> GIVEN RECORDS

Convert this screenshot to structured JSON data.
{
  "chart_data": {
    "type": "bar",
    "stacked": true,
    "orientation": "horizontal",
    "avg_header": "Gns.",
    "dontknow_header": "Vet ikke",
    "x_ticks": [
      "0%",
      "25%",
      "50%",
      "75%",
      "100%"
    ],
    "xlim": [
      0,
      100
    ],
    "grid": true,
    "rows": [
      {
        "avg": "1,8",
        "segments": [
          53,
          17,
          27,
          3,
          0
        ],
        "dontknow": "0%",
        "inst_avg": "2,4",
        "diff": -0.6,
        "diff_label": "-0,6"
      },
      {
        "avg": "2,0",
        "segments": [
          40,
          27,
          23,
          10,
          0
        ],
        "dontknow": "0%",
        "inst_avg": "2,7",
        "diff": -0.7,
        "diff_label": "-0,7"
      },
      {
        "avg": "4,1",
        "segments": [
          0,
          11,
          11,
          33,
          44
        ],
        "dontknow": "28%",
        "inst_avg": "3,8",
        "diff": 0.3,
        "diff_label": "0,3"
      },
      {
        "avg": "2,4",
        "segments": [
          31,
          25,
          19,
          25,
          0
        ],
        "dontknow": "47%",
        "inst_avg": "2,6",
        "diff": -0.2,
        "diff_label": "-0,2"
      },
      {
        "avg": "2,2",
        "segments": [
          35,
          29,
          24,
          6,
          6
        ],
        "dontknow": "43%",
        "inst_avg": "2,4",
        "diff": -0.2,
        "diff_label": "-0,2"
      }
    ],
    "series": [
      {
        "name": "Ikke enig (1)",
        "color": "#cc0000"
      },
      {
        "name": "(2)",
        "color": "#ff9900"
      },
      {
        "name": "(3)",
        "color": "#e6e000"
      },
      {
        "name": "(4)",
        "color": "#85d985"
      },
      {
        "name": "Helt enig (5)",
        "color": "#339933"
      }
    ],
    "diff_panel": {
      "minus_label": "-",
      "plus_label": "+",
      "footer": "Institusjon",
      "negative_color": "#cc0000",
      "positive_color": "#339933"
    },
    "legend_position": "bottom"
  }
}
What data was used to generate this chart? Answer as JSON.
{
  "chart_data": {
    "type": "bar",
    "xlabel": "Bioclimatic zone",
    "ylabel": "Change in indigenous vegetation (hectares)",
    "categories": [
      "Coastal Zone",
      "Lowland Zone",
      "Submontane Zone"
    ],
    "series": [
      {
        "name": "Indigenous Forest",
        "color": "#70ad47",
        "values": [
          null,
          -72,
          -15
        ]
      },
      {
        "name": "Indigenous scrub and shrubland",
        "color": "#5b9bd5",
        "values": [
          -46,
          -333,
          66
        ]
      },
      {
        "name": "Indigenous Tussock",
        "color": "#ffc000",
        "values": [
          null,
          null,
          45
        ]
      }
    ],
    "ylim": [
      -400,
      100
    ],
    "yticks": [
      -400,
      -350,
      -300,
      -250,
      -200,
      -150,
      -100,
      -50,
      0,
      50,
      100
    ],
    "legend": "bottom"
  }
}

> TASK INSTRUCTIONS
Repeat each of the entries above precisely as given.

> EXPECTED OUTPUT
Convert this screenshot to structured JSON data.
{
  "chart_data": {
    "type": "bar",
    "stacked": true,
    "orientation": "horizontal",
    "avg_header": "Gns.",
    "dontknow_header": "Vet ikke",
    "x_ticks": [
      "0%",
      "25%",
      "50%",
      "75%",
      "100%"
    ],
    "xlim": [
      0,
      100
    ],
    "grid": true,
    "rows": [
      {
        "avg": "1,8",
        "segments": [
          53,
          17,
          27,
          3,
          0
        ],
        "dontknow": "0%",
        "inst_avg": "2,4",
        "diff": -0.6,
        "diff_label": "-0,6"
      },
      {
        "avg": "2,0",
        "segments": [
          40,
          27,
          23,
          10,
          0
        ],
        "dontknow": "0%",
        "inst_avg": "2,7",
        "diff": -0.7,
        "diff_label": "-0,7"
      },
      {
        "avg": "4,1",
        "segments": [
          0,
          11,
          11,
          33,
          44
        ],
        "dontknow": "28%",
        "inst_avg": "3,8",
        "diff": 0.3,
        "diff_label": "0,3"
      },
      {
        "avg": "2,4",
        "segments": [
          31,
          25,
          19,
          25,
          0
        ],
        "dontknow": "47%",
        "inst_avg": "2,6",
        "diff": -0.2,
        "diff_label": "-0,2"
      },
      {
        "avg": "2,2",
        "segments": [
          35,
          29,
          24,
          6,
          6
        ],
        "dontknow": "43%",
        "inst_avg": "2,4",
        "diff": -0.2,
        "diff_label": "-0,2"
      }
    ],
    "series": [
      {
        "name": "Ikke enig (1)",
        "color": "#cc0000"
      },
      {
        "name": "(2)",
        "color": "#ff9900"
      },
      {
        "name": "(3)",
        "color": "#e6e000"
      },
      {
        "name": "(4)",
        "color": "#85d985"
      },
      {
        "name": "Helt enig (5)",
        "color": "#339933"
      }
    ],
    "diff_panel": {
      "minus_label": "-",
      "plus_label": "+",
      "footer": "Institusjon",
      "negative_color": "#cc0000",
      "positive_color": "#339933"
    },
    "legend_position": "bottom"
  }
}
What data was used to generate this chart? Answer as JSON.
{
  "chart_data": {
    "type": "bar",
    "xlabel": "Bioclimatic zone",
    "ylabel": "Change in indigenous vegetation (hectares)",
    "categories": [
      "Coastal Zone",
      "Lowland Zone",
      "Submontane Zone"
    ],
    "series": [
      {
        "name": "Indigenous Forest",
        "color": "#70ad47",
        "values": [
          null,
          -72,
          -15
        ]
      },
      {
        "name": "Indigenous scrub and shrubland",
        "color": "#5b9bd5",
        "values": [
          -46,
          -333,
          66
        ]
      },
      {
        "name": "Indigenous Tussock",
        "color": "#ffc000",
        "values": [
          null,
          null,
          45
        ]
      }
    ],
    "ylim": [
      -400,
      100
    ],
    "yticks": [
      -400,
      -350,
      -300,
      -250,
      -200,
      -150,
      -100,
      -50,
      0,
      50,
      100
    ],
    "legend": "bottom"
  }
}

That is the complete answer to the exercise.